## WHAT THE TASK ASKS
Filter for the word "电势能为" and keep each matching line.

-----

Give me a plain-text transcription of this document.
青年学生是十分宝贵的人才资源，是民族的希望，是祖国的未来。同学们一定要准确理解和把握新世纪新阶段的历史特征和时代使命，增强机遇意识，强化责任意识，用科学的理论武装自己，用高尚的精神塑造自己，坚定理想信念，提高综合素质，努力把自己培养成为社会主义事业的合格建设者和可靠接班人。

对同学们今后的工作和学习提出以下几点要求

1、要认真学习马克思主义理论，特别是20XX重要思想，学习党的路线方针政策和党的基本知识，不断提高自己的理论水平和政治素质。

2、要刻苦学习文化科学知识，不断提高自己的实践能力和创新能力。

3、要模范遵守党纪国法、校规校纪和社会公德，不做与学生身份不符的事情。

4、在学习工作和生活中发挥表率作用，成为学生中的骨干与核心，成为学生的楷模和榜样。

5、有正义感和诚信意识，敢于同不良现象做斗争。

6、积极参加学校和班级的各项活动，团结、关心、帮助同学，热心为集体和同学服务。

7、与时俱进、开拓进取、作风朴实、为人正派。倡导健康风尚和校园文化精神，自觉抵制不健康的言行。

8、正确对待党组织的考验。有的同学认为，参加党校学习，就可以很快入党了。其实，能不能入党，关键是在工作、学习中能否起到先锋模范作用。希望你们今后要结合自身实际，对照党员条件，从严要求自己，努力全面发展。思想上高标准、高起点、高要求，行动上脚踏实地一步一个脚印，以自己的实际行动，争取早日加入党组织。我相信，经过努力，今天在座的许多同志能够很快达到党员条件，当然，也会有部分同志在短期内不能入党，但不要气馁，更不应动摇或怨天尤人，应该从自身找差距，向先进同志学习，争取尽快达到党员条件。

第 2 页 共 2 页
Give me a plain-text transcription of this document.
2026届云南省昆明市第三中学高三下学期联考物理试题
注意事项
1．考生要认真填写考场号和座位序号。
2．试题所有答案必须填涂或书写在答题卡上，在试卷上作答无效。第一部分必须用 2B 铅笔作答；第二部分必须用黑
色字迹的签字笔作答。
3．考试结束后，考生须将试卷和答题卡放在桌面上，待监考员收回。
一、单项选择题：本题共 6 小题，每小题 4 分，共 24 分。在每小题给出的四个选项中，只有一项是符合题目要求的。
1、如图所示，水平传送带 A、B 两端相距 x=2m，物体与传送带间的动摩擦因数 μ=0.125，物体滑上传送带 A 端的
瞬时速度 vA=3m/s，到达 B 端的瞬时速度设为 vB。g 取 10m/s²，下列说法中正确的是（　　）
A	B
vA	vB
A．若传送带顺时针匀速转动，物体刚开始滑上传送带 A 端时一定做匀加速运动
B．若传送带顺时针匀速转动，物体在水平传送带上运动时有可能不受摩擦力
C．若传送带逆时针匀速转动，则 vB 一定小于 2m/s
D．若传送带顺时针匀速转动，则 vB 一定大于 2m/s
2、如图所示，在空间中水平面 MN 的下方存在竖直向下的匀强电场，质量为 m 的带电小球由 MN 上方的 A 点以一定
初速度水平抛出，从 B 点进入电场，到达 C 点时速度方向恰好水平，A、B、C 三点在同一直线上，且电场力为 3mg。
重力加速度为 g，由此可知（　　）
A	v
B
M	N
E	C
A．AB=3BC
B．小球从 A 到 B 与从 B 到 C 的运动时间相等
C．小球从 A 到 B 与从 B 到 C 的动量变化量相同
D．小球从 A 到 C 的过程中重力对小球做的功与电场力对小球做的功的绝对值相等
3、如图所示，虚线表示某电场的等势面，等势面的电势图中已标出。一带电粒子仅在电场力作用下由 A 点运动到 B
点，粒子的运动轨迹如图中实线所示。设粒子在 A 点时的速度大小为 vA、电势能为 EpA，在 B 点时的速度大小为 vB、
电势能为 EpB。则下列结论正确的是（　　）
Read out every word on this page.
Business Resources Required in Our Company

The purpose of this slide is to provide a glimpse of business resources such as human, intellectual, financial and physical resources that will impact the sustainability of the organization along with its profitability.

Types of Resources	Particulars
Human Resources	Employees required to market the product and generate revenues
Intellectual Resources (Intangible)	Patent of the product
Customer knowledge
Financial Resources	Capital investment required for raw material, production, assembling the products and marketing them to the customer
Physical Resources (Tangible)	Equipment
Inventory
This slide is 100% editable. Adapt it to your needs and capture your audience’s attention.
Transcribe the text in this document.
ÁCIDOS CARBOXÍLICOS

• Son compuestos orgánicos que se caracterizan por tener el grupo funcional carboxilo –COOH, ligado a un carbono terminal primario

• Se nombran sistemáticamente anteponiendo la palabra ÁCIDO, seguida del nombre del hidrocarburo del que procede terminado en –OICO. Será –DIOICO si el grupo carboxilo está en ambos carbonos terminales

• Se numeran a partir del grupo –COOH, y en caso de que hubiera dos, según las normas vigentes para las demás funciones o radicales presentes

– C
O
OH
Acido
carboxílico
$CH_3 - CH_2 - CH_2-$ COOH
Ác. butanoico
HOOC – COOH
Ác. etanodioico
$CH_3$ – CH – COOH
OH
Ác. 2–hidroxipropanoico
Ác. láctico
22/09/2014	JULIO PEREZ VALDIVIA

-----

## RESULT BELOW
点，粒子的运动轨迹如图中实线所示。设粒子在 A 点时的速度大小为 vA、电势能为 EpA，在 B 点时的速度大小为 vB、
电势能为 EpB。则下列结论正确的是（　　）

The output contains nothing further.